* 課題 1:
本件ホテル事業をめぐる提示文のうち、「申立人D川、同D原、同E原、同A川、同B」という語句を含むところから始まり「て、京急電鉄に損害を与えた。」で終わる部分を、「賃貸借契約」を「リース契約」に置き換えて書き出してもらえますか？

* 提示文:
————————
申立人D川、同D原、同E原、同E田、同A川、同B原、同B野、同C山、同C田、同D野、同C川、同E山、同A山及び同B川の各取締役は、平成八年六月二七日に開かれた京急電鉄第四九四回取締役会において、日本生命との間の本件ホテルの貸賃借にかかる予約証拠金として四〇億五四〇〇万円を追加して支出し、京急電鉄が解約する場合には将来の賃貸借期間中の賃料相当総額から中間利息を控除した金額を直ちに支払うというように、日本生命との賃貸借予約契約を、京急電鉄の本件ホテル事業進出を事実上強制するかのような、不平等、不利益な内容に変更することなどを決定した。申立人A原、同D田、同E野及び同C原は、監査役として上記取締役会に出席しながら、上記決定を避止すべき義務を懈怠した。

申立人D川、同D原、同E原、同E田、同A川、同B原、同B野、同C山、同C田、同D野、同E山、同A山及び同B原の各取締役は、平成九年七月二三日に開かれた京急電鉄第五〇六回取締役会において、日本生命との間の賃貸借予約契約を不平等、不利益な内容に変更すること、及び本件ホテル開業延期による増加分を含め総額三一〇億円の事業投資を行うことを決定した。申立人A原、同D田及び同E野は、監査役として上記取締役会に出席しながら、本件ホテル事業参画計画を避止すべき義務を懈怠した。申立人C川は、この決定に基づく京急電鉄代表者の執行行為を監視する義務を怠った。

申立人D川、同D原、同E原、同A川、同B原、同B野、同C山、同C田、同D野、同E山、同A山及び同B川の各取締役は、平成九年七月二三日以降平成一〇年三月末日までの間に開催された京急電鉄の取締役会において、日本生命との間で不平等、不利益な内容の賃貸借契約を締結すること及び賃借料を決定した。申立人A原、同D田及び同E野は、監査役として上記取締役会に出席しながら、同決定を避止すべき義務を懈怠した。申立人C川は、本件ホテルの建物の賃貸人である日本生命の代表者であり、京急電鉄との間において自己取引を行った。

本件ホテルの開業計画は実現性のない無謀なものであり、破綻することが当初から明白であったにもかかわらず、申立人らは、上記のとおり、常務会においてこれを決定したり、自らの義務を果たさずにこれを放置したり、また、その後も当該計画を中止する機会があったにもかかわらずこれを推進し、さらに、本件ホテルの建物所有者である日本生命からの不利な申入れを受け入れ、不平等な賃貸借契約を締結して、京急電鉄が本件ホテル事業を事実上行わざるを得ない状況を作出したことによって、また、申立人C川は、本件ホテルの建物所有者である日本生命の代表者であり、京急電鉄との間で自己取引を行ったことによって、京急電鉄に損害を与えた。
————————
* 提供データ:

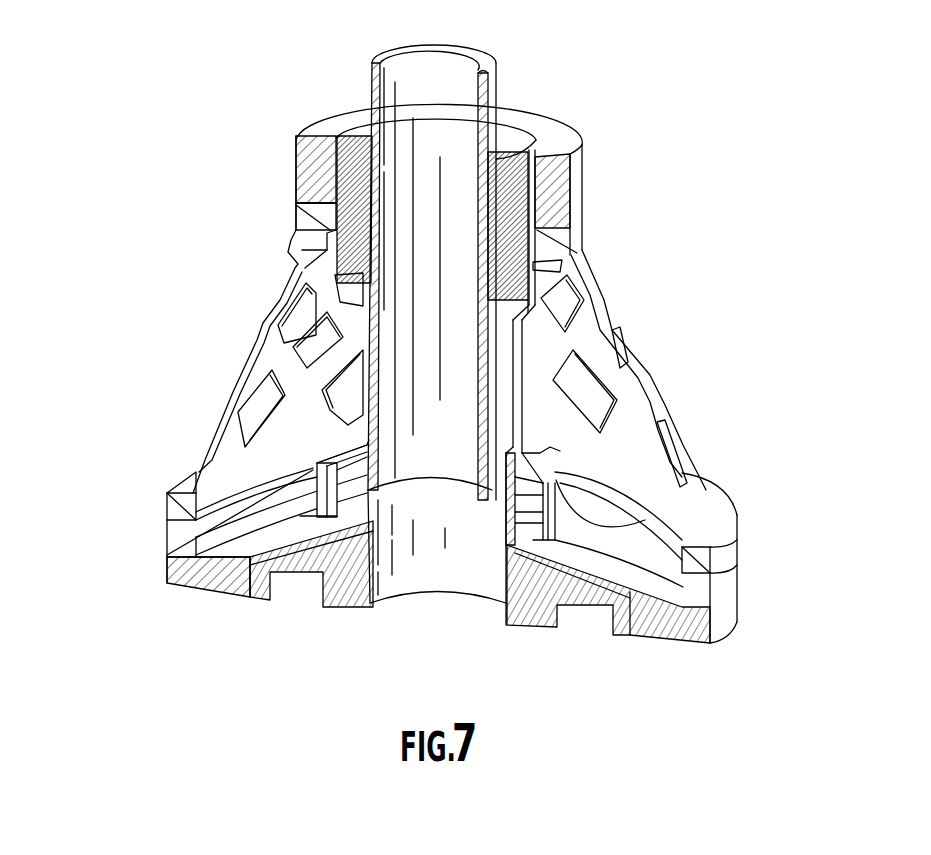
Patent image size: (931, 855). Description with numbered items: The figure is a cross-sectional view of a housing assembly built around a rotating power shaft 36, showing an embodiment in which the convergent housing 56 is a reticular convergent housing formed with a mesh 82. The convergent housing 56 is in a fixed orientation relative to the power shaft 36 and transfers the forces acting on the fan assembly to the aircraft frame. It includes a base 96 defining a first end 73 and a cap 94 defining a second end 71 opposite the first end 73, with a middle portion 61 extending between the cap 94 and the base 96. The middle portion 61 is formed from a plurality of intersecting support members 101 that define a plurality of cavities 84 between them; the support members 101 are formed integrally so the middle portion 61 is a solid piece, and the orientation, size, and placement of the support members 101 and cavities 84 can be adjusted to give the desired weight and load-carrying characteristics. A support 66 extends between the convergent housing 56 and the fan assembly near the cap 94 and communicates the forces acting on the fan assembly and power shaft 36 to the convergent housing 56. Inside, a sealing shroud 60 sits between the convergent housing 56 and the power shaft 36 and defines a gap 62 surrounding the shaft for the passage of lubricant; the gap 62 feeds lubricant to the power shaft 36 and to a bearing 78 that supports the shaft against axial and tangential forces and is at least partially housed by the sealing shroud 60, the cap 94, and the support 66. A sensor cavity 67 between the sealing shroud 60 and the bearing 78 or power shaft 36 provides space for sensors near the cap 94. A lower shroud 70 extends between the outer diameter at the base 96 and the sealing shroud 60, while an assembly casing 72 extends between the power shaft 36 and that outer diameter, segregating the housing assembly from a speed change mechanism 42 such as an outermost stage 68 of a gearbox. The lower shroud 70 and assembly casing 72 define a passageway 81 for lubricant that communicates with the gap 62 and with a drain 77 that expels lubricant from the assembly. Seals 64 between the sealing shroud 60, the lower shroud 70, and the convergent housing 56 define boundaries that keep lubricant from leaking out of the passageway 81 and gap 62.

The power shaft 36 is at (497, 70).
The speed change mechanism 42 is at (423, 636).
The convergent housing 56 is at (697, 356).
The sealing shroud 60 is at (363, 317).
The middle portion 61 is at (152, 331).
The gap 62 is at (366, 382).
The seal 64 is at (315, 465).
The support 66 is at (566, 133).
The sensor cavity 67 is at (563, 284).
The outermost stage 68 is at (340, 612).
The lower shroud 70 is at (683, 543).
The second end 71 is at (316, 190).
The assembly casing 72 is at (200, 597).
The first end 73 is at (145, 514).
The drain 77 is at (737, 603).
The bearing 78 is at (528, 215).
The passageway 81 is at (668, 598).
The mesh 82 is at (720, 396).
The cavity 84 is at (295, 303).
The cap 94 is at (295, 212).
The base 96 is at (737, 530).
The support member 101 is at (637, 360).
————————
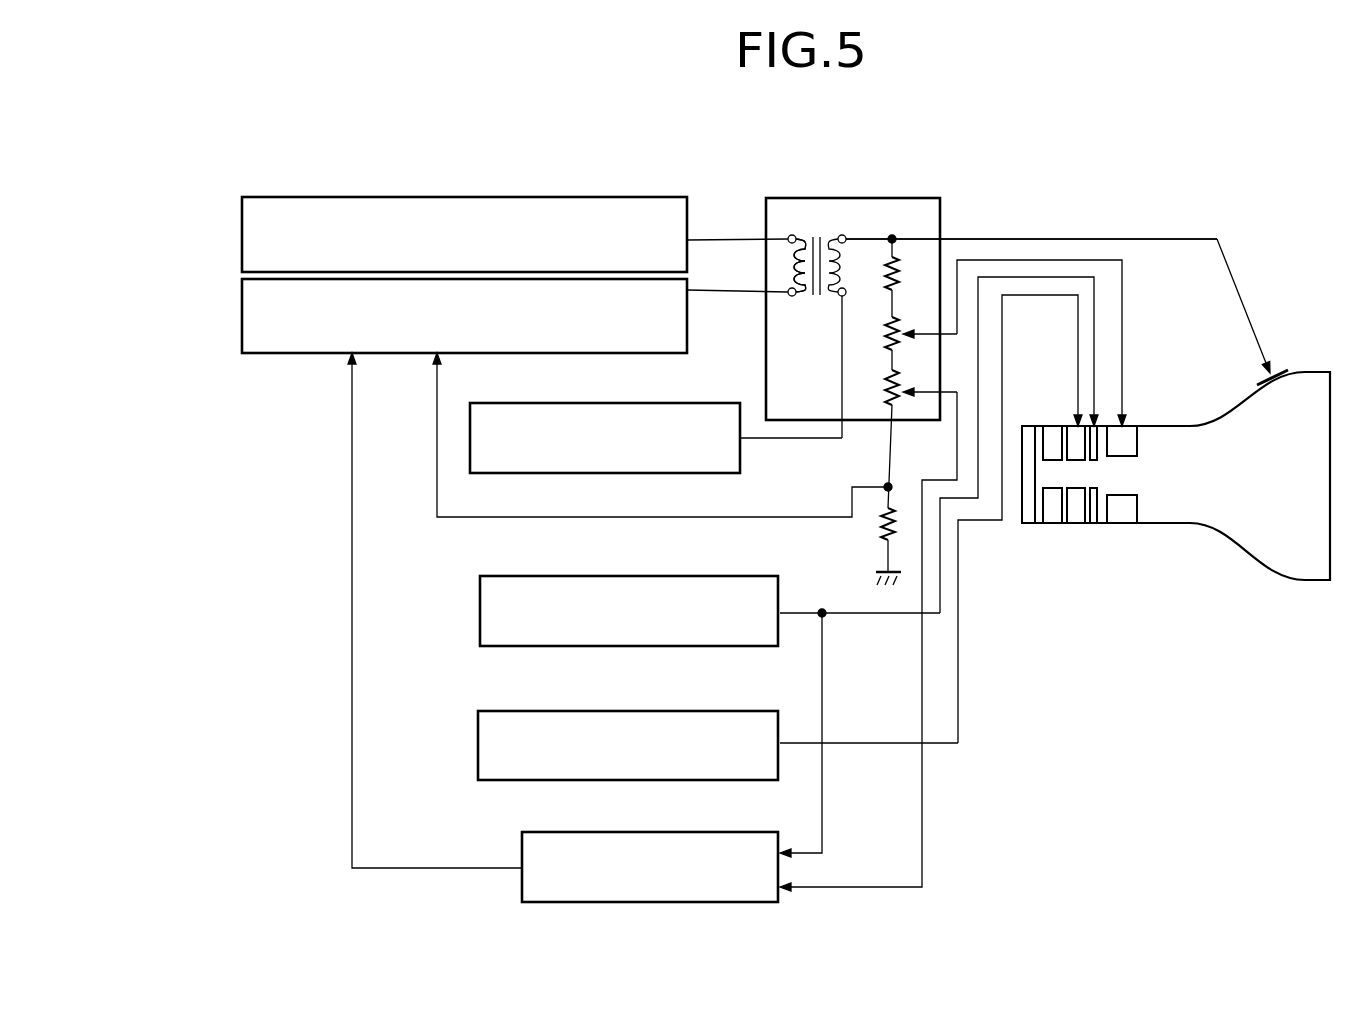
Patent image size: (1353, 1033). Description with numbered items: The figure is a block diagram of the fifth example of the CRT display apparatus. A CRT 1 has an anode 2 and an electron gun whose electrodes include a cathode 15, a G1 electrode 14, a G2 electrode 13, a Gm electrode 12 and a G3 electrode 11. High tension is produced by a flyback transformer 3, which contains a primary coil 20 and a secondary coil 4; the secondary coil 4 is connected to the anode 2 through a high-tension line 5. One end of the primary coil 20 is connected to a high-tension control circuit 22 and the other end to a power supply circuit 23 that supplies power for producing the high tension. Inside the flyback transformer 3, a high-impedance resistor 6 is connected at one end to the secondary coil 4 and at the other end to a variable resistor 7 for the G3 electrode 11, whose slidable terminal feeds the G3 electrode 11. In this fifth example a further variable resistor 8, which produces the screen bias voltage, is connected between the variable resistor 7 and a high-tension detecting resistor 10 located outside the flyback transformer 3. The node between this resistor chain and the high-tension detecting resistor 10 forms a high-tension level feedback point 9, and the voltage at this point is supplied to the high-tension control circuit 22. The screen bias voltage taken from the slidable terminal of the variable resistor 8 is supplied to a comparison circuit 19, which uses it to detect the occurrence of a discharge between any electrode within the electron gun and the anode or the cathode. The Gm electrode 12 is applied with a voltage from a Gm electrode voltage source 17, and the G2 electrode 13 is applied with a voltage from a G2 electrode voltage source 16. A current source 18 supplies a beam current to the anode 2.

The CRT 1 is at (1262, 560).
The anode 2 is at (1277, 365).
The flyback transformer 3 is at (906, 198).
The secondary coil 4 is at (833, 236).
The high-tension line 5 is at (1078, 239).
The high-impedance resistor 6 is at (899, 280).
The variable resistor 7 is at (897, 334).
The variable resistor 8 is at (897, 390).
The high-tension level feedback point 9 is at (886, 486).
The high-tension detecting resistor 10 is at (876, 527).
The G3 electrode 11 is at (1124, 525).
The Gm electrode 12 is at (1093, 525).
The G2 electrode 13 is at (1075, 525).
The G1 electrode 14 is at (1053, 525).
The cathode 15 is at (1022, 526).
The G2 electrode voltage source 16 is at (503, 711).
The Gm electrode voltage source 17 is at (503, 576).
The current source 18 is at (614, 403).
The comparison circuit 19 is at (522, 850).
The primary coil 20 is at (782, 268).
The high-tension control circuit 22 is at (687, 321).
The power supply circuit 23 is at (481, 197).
————————
* 課題 2:
記録のうち、「Patent image size: (1353, 1033).」を含む行から始まり「The CRT 1 is at (1262, 560).」を含む行で終わる部分を、両端の行も含め、空行を除いた番号付きリストに書き直してもらえますか？

* 解答 1:
申立人D川、同D原、同E原、同A川、同B原、同B野、同C山、同C田、同D野、同E山、同A山及び同B川の各取締役は、平成九年七月二三日以降平成一〇年三月末日までの間に開催された京急電鉄の取締役会において、日本生命との間で不平等、不利益な内容のリース契約を締結すること及び賃借料を決定した。申立人A原、同D田及び同E野は、監査役として上記取締役会に出席しながら、同決定を避止すべき義務を懈怠した。申立人C川は、本件ホテルの建物の賃貸人である日本生命の代表者であり、京急電鉄との間において自己取引を行った。

本件ホテルの開業計画は実現性のない無謀なものであり、破綻することが当初から明白であったにもかかわらず、申立人らは、上記のとおり、常務会においてこれを決定したり、自らの義務を果たさずにこれを放置したり、また、その後も当該計画を中止する機会があったにもかかわらずこれを推進し、さらに、本件ホテルの建物所有者である日本生命からの不利な申入れを受け入れ、不平等なリース契約を締結して、京急電鉄が本件ホテル事業を事実上行わざるを得ない状況を作出したことによって、また、申立人C川は、本件ホテルの建物所有者である日本生命の代表者であり、京急電鉄との間で自己取引を行ったことによって、京急電鉄に損害を与えた。

* 解答 2:
1. Patent image size: (1353, 1033). Description with numbered items: The figure is a block diagram of the fifth example of the CRT display apparatus. A CRT 1 has an anode 2 and an electron gun whose electrodes include a cathode 15, a G1 electrode 14, a G2 electrode 13, a Gm electrode 12 and a G3 electrode 11. High tension is produced by a flyback transformer 3, which contains a primary coil 20 and a secondary coil 4; the secondary coil 4 is connected to the anode 2 through a high-tension line 5. One end of the primary coil 20 is connected to a high-tension control circuit 22 and the other end to a power supply circuit 23 that supplies power for producing the high tension. Inside the flyback transformer 3, a high-impedance resistor 6 is connected at one end to the secondary coil 4 and at the other end to a variable resistor 7 for the G3 electrode 11, whose slidable terminal feeds the G3 electrode 11. In this fifth example a further variable resistor 8, which produces the screen bias voltage, is connected between the variable resistor 7 and a high-tension detecting resistor 10 located outside the flyback transformer 3. The node between this resistor chain and the high-tension detecting resistor 10 forms a high-tension level feedback point 9, and the voltage at this point is supplied to the high-tension control circuit 22. The screen bias voltage taken from the slidable terminal of the variable resistor 8 is supplied to a comparison circuit 19, which uses it to detect the occurrence of a discharge between any electrode within the electron gun and the anode or the cathode. The Gm electrode 12 is applied with a voltage from a Gm electrode voltage source 17, and the G2 electrode 13 is applied with a voltage from a G2 electrode voltage source 16. A current source 18 supplies a beam current to the anode 2.
2. The CRT 1 is at (1262, 560).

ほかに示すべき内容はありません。